*TESTO DEL DOCUMENTO*:
============================================================

Siamo entrati in una congiuntura storica difficile e complessa. È compito arduo ricostruire il puzzle ed azzardare previsioni quando si susseguono, a distanza di così poco tempo, eventi come la guerra siriana, la crisi di Crimea, l'ascesa dell'ISIS, la Brexit. Aggiungeteci il tentativo - fallito - di un golpe militare in Turchia, dove uno come Recep Tayyip Erdogan è al comando del secondo esercito per effettivi (oltre 500mila) nella Nato e di un paese strategico come quello turco.

Ed avrete una matassa faticosamente sbrogliabile.

Però, mentre ci barcameniamo in questo bel pasticcio, alcuni tasselli del mosaico si incastonano tra loro senza troppi problemi. Era vaticinabile, ad esempio, la più ovvia delle conseguenze del velleitario putsch ordito da una parte delle forze armate turche: cioè la deriva autoritaria che avrebbe assunto il già poco democratico governo di Erdogan.

============================================================

Voci della raccolta:
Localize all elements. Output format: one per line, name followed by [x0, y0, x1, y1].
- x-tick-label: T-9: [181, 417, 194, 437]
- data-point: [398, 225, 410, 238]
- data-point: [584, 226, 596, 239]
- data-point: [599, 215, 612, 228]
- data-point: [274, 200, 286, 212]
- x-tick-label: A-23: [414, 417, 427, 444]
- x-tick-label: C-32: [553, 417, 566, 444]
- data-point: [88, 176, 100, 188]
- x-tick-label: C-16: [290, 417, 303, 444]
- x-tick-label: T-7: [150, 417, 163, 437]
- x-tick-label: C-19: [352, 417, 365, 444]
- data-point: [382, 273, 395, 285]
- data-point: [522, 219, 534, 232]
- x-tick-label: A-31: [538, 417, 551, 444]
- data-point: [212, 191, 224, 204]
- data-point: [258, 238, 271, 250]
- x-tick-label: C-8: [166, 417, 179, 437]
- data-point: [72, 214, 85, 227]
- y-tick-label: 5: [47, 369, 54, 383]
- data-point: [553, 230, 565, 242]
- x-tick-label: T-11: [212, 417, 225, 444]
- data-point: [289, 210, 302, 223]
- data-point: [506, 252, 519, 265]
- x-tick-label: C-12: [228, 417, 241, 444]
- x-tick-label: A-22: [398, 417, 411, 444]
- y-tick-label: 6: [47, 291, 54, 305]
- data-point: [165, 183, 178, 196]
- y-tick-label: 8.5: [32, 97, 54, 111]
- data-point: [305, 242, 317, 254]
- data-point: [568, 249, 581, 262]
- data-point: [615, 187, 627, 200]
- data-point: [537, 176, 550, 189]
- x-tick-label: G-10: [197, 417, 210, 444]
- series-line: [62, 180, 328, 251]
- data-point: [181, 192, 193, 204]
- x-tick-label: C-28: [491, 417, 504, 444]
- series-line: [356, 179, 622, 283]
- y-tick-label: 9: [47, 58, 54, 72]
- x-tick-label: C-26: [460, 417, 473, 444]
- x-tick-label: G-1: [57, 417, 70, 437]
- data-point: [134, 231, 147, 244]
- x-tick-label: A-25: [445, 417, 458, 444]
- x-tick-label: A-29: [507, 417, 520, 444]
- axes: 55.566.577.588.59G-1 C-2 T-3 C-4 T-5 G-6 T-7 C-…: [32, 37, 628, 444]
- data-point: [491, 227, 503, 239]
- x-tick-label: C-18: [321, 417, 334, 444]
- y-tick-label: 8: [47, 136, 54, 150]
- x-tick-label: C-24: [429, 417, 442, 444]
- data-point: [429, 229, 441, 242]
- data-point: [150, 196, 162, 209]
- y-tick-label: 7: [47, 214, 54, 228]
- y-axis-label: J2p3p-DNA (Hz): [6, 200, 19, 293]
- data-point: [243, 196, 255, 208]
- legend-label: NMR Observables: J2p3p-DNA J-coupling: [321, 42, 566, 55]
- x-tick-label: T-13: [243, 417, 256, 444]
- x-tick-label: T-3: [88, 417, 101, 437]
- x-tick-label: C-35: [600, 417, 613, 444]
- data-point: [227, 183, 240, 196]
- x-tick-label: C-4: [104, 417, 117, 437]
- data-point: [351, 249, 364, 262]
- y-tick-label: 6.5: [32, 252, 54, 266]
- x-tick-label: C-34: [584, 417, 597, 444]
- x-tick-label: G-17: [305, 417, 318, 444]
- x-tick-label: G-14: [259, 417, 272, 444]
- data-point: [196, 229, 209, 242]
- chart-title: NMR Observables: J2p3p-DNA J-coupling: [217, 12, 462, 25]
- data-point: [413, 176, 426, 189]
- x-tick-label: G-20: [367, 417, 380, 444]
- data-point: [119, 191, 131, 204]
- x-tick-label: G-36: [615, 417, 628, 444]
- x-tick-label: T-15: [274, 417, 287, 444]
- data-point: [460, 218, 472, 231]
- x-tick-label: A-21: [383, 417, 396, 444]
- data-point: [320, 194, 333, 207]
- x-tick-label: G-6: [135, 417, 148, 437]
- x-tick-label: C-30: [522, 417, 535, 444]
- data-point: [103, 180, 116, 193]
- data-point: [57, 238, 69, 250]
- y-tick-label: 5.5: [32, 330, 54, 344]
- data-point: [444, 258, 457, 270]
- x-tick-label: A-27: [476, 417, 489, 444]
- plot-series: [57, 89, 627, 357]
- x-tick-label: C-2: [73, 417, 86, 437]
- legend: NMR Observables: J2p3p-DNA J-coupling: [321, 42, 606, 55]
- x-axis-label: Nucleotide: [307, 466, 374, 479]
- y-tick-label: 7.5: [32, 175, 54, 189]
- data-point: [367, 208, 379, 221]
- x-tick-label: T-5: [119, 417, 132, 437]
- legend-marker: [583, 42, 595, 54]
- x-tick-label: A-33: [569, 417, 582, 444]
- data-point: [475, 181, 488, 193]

============================================================

*CONSEGNA*: Modifica il testo del documento nel tratto che va da "Siamo entrati in" fino a "come quello turco." compreso, sostituendo "puzzle" con "rompicapo". Le voci provengono da una fonte diversa.

*RISPOSTA*:
Siamo entrati in una congiuntura storica difficile e complessa. È compito arduo ricostruire il rompicapo ed azzardare previsioni quando si susseguono, a distanza di così poco tempo, eventi come la guerra siriana, la crisi di Crimea, l'ascesa dell'ISIS, la Brexit. Aggiungeteci il tentativo - fallito - di un golpe militare in Turchia, dove uno come Recep Tayyip Erdogan è al comando del secondo esercito per effettivi (oltre 500mila) nella Nato e di un paese strategico come quello turco.